The problem: Write out each entry, exactly the way it appears.

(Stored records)
• • •

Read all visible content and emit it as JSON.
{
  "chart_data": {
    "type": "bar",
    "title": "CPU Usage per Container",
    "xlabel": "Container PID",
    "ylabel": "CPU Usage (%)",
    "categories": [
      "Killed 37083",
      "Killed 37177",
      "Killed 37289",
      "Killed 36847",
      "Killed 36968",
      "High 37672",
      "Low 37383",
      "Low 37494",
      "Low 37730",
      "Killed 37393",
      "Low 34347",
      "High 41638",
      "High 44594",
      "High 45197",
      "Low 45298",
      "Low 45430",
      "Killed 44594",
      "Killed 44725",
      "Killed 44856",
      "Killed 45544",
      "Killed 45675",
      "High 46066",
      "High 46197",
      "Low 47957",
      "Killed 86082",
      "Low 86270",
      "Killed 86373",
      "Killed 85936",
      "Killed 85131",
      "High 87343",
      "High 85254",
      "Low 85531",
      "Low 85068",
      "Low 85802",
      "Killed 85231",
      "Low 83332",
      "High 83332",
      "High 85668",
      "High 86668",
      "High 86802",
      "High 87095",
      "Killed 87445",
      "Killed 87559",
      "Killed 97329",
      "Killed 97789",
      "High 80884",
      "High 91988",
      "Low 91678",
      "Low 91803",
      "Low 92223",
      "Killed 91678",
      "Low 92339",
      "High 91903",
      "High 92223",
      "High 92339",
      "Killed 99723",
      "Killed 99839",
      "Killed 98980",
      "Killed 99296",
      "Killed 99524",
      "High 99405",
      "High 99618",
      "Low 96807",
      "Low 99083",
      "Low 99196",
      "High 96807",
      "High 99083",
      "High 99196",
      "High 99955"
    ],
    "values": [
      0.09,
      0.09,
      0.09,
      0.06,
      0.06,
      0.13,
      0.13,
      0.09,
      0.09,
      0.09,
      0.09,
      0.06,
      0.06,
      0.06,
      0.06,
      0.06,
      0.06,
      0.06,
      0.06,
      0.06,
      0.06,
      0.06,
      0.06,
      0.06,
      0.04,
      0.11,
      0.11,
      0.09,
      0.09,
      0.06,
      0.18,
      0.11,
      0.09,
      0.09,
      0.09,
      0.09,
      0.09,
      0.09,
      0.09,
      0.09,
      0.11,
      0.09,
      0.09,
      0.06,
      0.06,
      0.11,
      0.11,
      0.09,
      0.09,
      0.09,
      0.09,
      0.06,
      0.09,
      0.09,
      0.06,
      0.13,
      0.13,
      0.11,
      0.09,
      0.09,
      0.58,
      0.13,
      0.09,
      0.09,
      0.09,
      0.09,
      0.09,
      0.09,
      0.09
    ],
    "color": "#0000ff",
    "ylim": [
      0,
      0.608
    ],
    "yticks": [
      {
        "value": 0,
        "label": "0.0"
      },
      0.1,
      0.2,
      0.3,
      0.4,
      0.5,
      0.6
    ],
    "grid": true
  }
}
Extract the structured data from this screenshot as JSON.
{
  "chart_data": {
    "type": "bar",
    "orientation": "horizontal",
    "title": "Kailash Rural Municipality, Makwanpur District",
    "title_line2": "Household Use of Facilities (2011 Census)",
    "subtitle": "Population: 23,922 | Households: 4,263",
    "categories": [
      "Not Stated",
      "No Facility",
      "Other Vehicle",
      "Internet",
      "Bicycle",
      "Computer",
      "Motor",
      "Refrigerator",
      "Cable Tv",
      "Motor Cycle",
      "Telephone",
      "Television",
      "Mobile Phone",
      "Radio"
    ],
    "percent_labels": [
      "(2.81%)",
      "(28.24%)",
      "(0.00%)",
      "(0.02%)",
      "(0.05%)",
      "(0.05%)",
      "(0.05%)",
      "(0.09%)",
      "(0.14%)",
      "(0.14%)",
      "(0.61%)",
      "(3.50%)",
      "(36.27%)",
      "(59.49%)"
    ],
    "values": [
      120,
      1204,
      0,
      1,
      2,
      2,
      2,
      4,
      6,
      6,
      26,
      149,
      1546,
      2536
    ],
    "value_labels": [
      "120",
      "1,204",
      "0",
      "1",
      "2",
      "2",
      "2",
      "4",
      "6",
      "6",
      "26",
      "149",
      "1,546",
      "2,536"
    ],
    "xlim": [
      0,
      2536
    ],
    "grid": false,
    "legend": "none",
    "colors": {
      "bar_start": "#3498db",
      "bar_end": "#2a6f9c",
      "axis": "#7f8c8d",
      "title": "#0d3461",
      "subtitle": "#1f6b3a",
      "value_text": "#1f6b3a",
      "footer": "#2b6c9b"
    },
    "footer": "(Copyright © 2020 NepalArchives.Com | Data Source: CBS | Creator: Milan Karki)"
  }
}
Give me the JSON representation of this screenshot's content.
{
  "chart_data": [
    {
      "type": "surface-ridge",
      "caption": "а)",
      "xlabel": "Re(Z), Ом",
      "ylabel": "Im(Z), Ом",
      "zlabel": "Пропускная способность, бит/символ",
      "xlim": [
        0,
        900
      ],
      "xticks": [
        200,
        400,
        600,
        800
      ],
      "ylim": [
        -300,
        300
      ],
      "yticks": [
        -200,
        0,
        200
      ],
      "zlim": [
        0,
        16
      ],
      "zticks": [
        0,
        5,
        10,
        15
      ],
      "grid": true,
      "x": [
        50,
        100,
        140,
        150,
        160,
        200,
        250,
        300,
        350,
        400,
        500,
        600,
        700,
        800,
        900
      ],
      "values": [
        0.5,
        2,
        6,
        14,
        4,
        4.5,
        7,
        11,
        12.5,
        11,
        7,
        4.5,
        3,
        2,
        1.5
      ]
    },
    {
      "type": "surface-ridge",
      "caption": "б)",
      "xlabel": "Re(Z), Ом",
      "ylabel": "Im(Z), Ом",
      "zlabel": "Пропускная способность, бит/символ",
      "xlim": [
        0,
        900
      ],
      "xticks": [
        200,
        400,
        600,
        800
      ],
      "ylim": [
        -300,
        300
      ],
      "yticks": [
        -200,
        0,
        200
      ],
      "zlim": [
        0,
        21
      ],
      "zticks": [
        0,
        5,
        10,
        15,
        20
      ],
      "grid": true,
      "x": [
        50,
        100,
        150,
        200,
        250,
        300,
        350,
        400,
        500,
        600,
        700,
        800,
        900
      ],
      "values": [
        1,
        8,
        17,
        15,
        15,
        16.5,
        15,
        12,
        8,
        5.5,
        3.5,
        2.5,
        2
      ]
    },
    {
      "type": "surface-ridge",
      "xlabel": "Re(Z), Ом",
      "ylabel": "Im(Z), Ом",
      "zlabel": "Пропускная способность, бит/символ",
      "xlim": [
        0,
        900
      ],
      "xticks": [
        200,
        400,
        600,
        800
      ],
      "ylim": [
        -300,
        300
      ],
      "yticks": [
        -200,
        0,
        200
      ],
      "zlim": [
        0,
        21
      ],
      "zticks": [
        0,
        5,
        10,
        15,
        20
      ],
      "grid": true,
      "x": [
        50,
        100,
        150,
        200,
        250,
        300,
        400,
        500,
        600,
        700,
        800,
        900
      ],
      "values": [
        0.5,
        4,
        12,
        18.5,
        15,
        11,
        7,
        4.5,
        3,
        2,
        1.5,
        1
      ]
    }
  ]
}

• • •

Solution for this exercise:
Read all visible content and emit it as JSON.
{
  "chart_data": {
    "type": "bar",
    "title": "CPU Usage per Container",
    "xlabel": "Container PID",
    "ylabel": "CPU Usage (%)",
    "categories": [
      "Killed 37083",
      "Killed 37177",
      "Killed 37289",
      "Killed 36847",
      "Killed 36968",
      "High 37672",
      "Low 37383",
      "Low 37494",
      "Low 37730",
      "Killed 37393",
      "Low 34347",
      "High 41638",
      "High 44594",
      "High 45197",
      "Low 45298",
      "Low 45430",
      "Killed 44594",
      "Killed 44725",
      "Killed 44856",
      "Killed 45544",
      "Killed 45675",
      "High 46066",
      "High 46197",
      "Low 47957",
      "Killed 86082",
      "Low 86270",
      "Killed 86373",
      "Killed 85936",
      "Killed 85131",
      "High 87343",
      "High 85254",
      "Low 85531",
      "Low 85068",
      "Low 85802",
      "Killed 85231",
      "Low 83332",
      "High 83332",
      "High 85668",
      "High 86668",
      "High 86802",
      "High 87095",
      "Killed 87445",
      "Killed 87559",
      "Killed 97329",
      "Killed 97789",
      "High 80884",
      "High 91988",
      "Low 91678",
      "Low 91803",
      "Low 92223",
      "Killed 91678",
      "Low 92339",
      "High 91903",
      "High 92223",
      "High 92339",
      "Killed 99723",
      "Killed 99839",
      "Killed 98980",
      "Killed 99296",
      "Killed 99524",
      "High 99405",
      "High 99618",
      "Low 96807",
      "Low 99083",
      "Low 99196",
      "High 96807",
      "High 99083",
      "High 99196",
      "High 99955"
    ],
    "values": [
      0.09,
      0.09,
      0.09,
      0.06,
      0.06,
      0.13,
      0.13,
      0.09,
      0.09,
      0.09,
      0.09,
      0.06,
      0.06,
      0.06,
      0.06,
      0.06,
      0.06,
      0.06,
      0.06,
      0.06,
      0.06,
      0.06,
      0.06,
      0.06,
      0.04,
      0.11,
      0.11,
      0.09,
      0.09,
      0.06,
      0.18,
      0.11,
      0.09,
      0.09,
      0.09,
      0.09,
      0.09,
      0.09,
      0.09,
      0.09,
      0.11,
      0.09,
      0.09,
      0.06,
      0.06,
      0.11,
      0.11,
      0.09,
      0.09,
      0.09,
      0.09,
      0.06,
      0.09,
      0.09,
      0.06,
      0.13,
      0.13,
      0.11,
      0.09,
      0.09,
      0.58,
      0.13,
      0.09,
      0.09,
      0.09,
      0.09,
      0.09,
      0.09,
      0.09
    ],
    "color": "#0000ff",
    "ylim": [
      0,
      0.608
    ],
    "yticks": [
      {
        "value": 0,
        "label": "0.0"
      },
      0.1,
      0.2,
      0.3,
      0.4,
      0.5,
      0.6
    ],
    "grid": true
  }
}
Extract the structured data from this screenshot as JSON.
{
  "chart_data": {
    "type": "bar",
    "orientation": "horizontal",
    "title": "Kailash Rural Municipality, Makwanpur District",
    "title_line2": "Household Use of Facilities (2011 Census)",
    "subtitle": "Population: 23,922 | Households: 4,263",
    "categories": [
      "Not Stated",
      "No Facility",
      "Other Vehicle",
      "Internet",
      "Bicycle",
      "Computer",
      "Motor",
      "Refrigerator",
      "Cable Tv",
      "Motor Cycle",
      "Telephone",
      "Television",
      "Mobile Phone",
      "Radio"
    ],
    "percent_labels": [
      "(2.81%)",
      "(28.24%)",
      "(0.00%)",
      "(0.02%)",
      "(0.05%)",
      "(0.05%)",
      "(0.05%)",
      "(0.09%)",
      "(0.14%)",
      "(0.14%)",
      "(0.61%)",
      "(3.50%)",
      "(36.27%)",
      "(59.49%)"
    ],
    "values": [
      120,
      1204,
      0,
      1,
      2,
      2,
      2,
      4,
      6,
      6,
      26,
      149,
      1546,
      2536
    ],
    "value_labels": [
      "120",
      "1,204",
      "0",
      "1",
      "2",
      "2",
      "2",
      "4",
      "6",
      "6",
      "26",
      "149",
      "1,546",
      "2,536"
    ],
    "xlim": [
      0,
      2536
    ],
    "grid": false,
    "legend": "none",
    "colors": {
      "bar_start": "#3498db",
      "bar_end": "#2a6f9c",
      "axis": "#7f8c8d",
      "title": "#0d3461",
      "subtitle": "#1f6b3a",
      "value_text": "#1f6b3a",
      "footer": "#2b6c9b"
    },
    "footer": "(Copyright © 2020 NepalArchives.Com | Data Source: CBS | Creator: Milan Karki)"
  }
}
Give me the JSON representation of this screenshot's content.
{
  "chart_data": [
    {
      "type": "surface-ridge",
      "caption": "а)",
      "xlabel": "Re(Z), Ом",
      "ylabel": "Im(Z), Ом",
      "zlabel": "Пропускная способность, бит/символ",
      "xlim": [
        0,
        900
      ],
      "xticks": [
        200,
        400,
        600,
        800
      ],
      "ylim": [
        -300,
        300
      ],
      "yticks": [
        -200,
        0,
        200
      ],
      "zlim": [
        0,
        16
      ],
      "zticks": [
        0,
        5,
        10,
        15
      ],
      "grid": true,
      "x": [
        50,
        100,
        140,
        150,
        160,
        200,
        250,
        300,
        350,
        400,
        500,
        600,
        700,
        800,
        900
      ],
      "values": [
        0.5,
        2,
        6,
        14,
        4,
        4.5,
        7,
        11,
        12.5,
        11,
        7,
        4.5,
        3,
        2,
        1.5
      ]
    },
    {
      "type": "surface-ridge",
      "caption": "б)",
      "xlabel": "Re(Z), Ом",
      "ylabel": "Im(Z), Ом",
      "zlabel": "Пропускная способность, бит/символ",
      "xlim": [
        0,
        900
      ],
      "xticks": [
        200,
        400,
        600,
        800
      ],
      "ylim": [
        -300,
        300
      ],
      "yticks": [
        -200,
        0,
        200
      ],
      "zlim": [
        0,
        21
      ],
      "zticks": [
        0,
        5,
        10,
        15,
        20
      ],
      "grid": true,
      "x": [
        50,
        100,
        150,
        200,
        250,
        300,
        350,
        400,
        500,
        600,
        700,
        800,
        900
      ],
      "values": [
        1,
        8,
        17,
        15,
        15,
        16.5,
        15,
        12,
        8,
        5.5,
        3.5,
        2.5,
        2
      ]
    },
    {
      "type": "surface-ridge",
      "xlabel": "Re(Z), Ом",
      "ylabel": "Im(Z), Ом",
      "zlabel": "Пропускная способность, бит/символ",
      "xlim": [
        0,
        900
      ],
      "xticks": [
        200,
        400,
        600,
        800
      ],
      "ylim": [
        -300,
        300
      ],
      "yticks": [
        -200,
        0,
        200
      ],
      "zlim": [
        0,
        21
      ],
      "zticks": [
        0,
        5,
        10,
        15,
        20
      ],
      "grid": true,
      "x": [
        50,
        100,
        150,
        200,
        250,
        300,
        400,
        500,
        600,
        700,
        800,
        900
      ],
      "values": [
        0.5,
        4,
        12,
        18.5,
        15,
        11,
        7,
        4.5,
        3,
        2,
        1.5,
        1
      ]
    }
  ]
}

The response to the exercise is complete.